## What to work on
Copy all lines in which the word "Gross" can be found.

┌─ Data excerpts

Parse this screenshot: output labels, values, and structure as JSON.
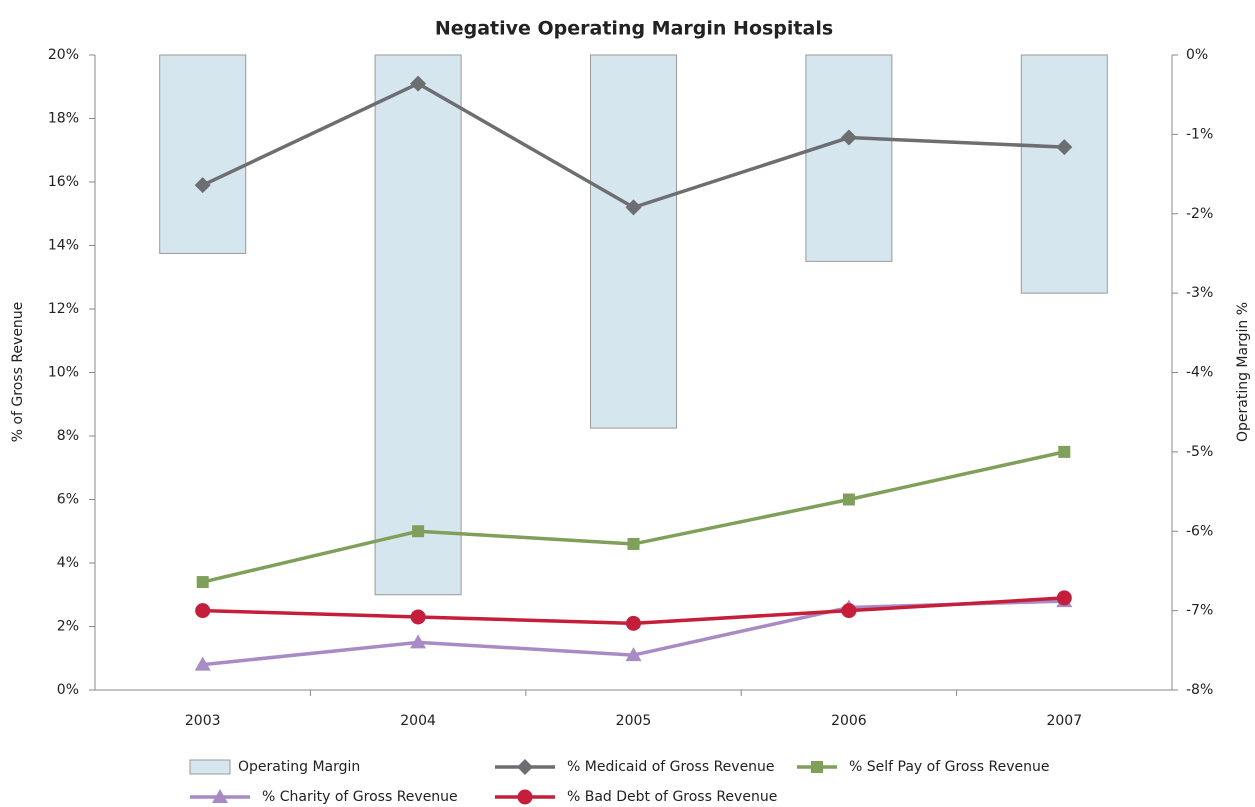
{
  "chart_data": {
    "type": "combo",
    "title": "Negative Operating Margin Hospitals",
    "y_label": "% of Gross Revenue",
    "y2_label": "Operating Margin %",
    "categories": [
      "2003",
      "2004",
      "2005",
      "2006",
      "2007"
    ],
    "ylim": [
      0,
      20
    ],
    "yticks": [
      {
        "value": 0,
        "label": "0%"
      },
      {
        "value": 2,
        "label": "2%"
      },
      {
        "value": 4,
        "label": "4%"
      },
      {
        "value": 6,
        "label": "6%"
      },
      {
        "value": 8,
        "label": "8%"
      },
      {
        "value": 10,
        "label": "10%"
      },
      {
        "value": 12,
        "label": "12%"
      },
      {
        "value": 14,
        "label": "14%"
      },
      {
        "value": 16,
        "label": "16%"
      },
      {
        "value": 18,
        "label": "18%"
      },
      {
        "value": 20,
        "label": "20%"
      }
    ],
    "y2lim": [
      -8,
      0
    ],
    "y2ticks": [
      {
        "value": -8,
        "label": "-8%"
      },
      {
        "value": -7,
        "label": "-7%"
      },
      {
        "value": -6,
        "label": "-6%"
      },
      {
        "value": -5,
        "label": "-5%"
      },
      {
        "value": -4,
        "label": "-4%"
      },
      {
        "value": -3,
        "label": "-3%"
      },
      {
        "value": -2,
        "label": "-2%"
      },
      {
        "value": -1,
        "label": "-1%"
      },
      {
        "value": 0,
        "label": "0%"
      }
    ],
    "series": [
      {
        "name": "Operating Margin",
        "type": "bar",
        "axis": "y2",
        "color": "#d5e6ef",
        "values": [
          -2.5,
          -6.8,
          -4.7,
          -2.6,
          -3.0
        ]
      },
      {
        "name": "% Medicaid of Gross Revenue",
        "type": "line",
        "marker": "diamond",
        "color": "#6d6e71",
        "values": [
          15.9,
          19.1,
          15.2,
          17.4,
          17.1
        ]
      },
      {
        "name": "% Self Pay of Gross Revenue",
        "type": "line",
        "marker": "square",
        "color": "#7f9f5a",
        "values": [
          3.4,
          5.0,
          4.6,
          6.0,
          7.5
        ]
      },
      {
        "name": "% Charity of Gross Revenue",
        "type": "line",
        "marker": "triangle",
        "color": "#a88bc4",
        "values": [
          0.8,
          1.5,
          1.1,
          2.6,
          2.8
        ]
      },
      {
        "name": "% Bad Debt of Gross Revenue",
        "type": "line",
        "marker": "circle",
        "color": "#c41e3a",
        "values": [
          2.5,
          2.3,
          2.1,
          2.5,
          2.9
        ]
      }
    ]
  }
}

└─

## The result
    "y_label": "% of Gross Revenue",
        "name": "% Medicaid of Gross Revenue",
        "name": "% Self Pay of Gross Revenue",
        "name": "% Charity of Gross Revenue",
        "name": "% Bad Debt of Gross Revenue",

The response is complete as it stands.